Prompt -
Reproduce word for word every line of the records, from the very first one down through the line that contains "max-precip-note: Max 1".

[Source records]
## START
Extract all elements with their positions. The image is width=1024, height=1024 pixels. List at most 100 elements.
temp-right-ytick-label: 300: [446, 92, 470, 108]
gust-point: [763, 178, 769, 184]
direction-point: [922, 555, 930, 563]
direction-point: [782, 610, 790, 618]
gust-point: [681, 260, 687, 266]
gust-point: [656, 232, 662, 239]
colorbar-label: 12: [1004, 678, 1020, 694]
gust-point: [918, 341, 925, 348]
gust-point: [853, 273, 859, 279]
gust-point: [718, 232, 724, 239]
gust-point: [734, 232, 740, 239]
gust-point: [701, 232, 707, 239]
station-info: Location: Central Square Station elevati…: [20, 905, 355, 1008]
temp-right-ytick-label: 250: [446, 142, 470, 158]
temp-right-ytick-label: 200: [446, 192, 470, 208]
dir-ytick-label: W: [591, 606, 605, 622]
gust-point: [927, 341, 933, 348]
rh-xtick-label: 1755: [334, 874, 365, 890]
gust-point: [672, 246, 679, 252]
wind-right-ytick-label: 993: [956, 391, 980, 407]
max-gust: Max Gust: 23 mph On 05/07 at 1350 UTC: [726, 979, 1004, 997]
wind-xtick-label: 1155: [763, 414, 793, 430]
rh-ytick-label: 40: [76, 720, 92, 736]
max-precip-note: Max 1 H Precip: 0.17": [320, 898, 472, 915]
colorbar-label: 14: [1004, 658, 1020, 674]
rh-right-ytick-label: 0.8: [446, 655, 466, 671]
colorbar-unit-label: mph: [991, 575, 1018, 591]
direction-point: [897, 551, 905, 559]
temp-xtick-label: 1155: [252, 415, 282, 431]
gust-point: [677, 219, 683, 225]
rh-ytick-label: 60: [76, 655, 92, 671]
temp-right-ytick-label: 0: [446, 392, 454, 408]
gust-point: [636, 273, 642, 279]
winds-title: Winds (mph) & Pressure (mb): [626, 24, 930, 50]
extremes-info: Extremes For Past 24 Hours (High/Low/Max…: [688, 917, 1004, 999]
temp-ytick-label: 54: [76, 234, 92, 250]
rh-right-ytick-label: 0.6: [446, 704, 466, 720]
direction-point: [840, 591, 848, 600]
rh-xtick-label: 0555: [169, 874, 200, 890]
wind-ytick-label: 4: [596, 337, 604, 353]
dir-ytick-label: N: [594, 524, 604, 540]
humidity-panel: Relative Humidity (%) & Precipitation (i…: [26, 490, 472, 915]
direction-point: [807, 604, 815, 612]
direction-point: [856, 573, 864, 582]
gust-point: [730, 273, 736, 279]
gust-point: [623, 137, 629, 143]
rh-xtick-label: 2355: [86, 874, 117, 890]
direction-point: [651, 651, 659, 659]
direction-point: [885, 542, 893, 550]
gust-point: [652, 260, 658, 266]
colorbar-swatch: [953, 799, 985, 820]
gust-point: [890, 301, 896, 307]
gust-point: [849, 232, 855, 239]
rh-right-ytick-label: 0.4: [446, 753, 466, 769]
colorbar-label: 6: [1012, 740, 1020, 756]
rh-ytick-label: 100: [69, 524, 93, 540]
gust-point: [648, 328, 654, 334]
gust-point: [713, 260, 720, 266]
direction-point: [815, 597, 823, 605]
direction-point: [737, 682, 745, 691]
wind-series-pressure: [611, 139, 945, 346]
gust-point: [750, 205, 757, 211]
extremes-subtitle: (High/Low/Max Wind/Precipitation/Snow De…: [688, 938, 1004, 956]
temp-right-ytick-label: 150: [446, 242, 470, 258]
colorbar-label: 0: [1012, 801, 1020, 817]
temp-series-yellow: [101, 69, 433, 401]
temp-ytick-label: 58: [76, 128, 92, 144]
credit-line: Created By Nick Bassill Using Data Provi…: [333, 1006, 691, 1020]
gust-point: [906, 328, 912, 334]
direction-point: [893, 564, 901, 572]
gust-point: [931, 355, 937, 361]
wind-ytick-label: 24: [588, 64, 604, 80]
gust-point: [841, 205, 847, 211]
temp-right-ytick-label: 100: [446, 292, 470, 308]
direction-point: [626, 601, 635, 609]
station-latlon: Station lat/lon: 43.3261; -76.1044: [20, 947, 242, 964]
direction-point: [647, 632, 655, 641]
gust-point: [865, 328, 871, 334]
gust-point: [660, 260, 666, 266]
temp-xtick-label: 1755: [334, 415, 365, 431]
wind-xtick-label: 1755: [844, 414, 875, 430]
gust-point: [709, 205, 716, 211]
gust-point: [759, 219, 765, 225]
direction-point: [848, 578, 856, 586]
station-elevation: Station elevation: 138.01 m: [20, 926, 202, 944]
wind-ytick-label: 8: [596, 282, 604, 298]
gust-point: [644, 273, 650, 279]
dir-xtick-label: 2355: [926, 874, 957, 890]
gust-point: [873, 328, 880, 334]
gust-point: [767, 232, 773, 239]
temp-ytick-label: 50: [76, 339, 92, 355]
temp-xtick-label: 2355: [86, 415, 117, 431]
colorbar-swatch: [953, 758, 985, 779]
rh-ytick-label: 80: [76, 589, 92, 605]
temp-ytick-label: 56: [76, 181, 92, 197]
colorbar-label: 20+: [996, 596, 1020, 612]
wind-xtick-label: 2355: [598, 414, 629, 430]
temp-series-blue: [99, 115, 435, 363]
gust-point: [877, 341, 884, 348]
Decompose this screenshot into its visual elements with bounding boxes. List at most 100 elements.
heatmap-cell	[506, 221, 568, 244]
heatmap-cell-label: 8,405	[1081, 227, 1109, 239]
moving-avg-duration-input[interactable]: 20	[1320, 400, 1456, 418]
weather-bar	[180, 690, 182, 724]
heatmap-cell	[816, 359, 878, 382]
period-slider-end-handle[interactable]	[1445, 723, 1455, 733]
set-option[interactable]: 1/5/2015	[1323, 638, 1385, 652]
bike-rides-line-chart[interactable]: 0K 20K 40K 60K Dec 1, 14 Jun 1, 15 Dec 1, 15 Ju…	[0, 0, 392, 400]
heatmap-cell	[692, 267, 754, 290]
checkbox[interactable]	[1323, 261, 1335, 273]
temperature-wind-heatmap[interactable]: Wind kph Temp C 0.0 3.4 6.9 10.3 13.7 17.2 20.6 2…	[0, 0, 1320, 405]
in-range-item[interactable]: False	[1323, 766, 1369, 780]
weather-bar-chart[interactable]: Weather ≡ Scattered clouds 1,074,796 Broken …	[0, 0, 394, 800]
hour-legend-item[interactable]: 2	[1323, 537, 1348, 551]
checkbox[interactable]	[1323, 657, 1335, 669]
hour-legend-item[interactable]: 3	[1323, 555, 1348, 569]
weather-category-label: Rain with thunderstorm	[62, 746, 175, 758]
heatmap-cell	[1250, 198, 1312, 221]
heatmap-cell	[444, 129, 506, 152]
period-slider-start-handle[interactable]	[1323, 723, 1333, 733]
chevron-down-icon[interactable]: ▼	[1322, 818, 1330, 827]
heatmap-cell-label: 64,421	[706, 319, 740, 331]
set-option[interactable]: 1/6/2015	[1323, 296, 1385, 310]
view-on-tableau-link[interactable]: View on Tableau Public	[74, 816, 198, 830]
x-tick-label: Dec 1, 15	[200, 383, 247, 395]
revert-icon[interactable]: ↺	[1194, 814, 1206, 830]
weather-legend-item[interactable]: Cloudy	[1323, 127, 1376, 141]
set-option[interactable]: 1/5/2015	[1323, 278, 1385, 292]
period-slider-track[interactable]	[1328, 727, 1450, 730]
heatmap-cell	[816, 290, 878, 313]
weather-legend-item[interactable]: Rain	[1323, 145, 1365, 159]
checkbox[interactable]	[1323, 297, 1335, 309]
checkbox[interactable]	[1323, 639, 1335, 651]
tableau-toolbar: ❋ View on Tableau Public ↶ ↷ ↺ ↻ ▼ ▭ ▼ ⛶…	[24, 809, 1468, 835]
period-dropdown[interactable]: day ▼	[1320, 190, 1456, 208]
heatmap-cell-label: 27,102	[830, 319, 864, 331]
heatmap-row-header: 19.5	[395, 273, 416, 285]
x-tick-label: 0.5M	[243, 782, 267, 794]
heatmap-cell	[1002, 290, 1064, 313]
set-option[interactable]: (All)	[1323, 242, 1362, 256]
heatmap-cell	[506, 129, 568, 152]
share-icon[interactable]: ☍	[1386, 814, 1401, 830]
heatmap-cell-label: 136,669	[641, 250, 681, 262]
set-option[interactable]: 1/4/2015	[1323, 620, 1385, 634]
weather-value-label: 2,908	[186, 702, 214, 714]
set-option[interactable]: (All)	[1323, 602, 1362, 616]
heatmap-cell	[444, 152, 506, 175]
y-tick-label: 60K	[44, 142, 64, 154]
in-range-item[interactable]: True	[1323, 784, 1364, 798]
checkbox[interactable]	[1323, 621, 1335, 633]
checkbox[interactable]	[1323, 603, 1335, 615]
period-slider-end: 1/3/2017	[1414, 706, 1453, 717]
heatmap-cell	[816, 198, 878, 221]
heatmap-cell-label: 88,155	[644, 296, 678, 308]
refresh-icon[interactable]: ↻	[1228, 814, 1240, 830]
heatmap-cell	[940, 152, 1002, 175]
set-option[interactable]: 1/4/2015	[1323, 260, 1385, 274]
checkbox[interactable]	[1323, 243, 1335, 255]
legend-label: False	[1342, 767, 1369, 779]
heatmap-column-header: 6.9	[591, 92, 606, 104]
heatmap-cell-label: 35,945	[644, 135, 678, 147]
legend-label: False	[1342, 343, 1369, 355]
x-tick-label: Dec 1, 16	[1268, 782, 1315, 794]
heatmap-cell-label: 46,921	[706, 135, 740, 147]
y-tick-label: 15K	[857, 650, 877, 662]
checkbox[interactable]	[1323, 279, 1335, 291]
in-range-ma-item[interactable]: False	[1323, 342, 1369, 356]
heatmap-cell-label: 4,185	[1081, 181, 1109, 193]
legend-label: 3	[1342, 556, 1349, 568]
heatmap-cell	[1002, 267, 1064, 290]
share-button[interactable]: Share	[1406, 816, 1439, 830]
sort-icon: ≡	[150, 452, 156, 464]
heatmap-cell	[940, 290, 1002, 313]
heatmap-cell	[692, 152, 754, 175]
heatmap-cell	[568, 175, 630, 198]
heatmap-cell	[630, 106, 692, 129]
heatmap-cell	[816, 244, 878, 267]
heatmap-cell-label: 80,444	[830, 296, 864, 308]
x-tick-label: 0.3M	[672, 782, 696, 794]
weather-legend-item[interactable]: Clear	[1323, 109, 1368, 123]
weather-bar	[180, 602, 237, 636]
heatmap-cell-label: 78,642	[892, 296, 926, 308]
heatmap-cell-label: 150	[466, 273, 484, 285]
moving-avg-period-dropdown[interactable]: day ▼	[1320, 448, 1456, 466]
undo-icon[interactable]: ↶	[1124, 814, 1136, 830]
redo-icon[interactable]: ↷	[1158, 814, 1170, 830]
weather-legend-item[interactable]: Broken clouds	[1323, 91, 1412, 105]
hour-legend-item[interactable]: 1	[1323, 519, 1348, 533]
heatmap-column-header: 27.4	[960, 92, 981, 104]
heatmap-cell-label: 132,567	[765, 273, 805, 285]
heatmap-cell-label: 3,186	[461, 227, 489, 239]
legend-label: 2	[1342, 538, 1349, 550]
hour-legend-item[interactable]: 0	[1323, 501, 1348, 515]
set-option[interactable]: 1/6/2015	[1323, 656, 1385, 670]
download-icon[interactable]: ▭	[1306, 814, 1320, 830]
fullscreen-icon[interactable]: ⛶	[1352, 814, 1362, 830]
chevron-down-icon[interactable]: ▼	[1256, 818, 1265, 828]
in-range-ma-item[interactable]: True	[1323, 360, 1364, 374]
## END
Answer for the task -
Extract all elements with their positions. The image is width=1024, height=1024 pixels. List at most 100 elements.
temp-right-ytick-label: 300: [446, 92, 470, 108]
gust-point: [763, 178, 769, 184]
direction-point: [922, 555, 930, 563]
direction-point: [782, 610, 790, 618]
gust-point: [681, 260, 687, 266]
gust-point: [656, 232, 662, 239]
colorbar-label: 12: [1004, 678, 1020, 694]
gust-point: [918, 341, 925, 348]
gust-point: [853, 273, 859, 279]
gust-point: [718, 232, 724, 239]
gust-point: [734, 232, 740, 239]
gust-point: [701, 232, 707, 239]
station-info: Location: Central Square Station elevati…: [20, 905, 355, 1008]
temp-right-ytick-label: 250: [446, 142, 470, 158]
temp-right-ytick-label: 200: [446, 192, 470, 208]
dir-ytick-label: W: [591, 606, 605, 622]
gust-point: [927, 341, 933, 348]
rh-xtick-label: 1755: [334, 874, 365, 890]
gust-point: [672, 246, 679, 252]
wind-right-ytick-label: 993: [956, 391, 980, 407]
max-gust: Max Gust: 23 mph On 05/07 at 1350 UTC: [726, 979, 1004, 997]
wind-xtick-label: 1155: [763, 414, 793, 430]
rh-ytick-label: 40: [76, 720, 92, 736]
max-precip-note: Max 1 H Precip: 0.17": [320, 898, 472, 915]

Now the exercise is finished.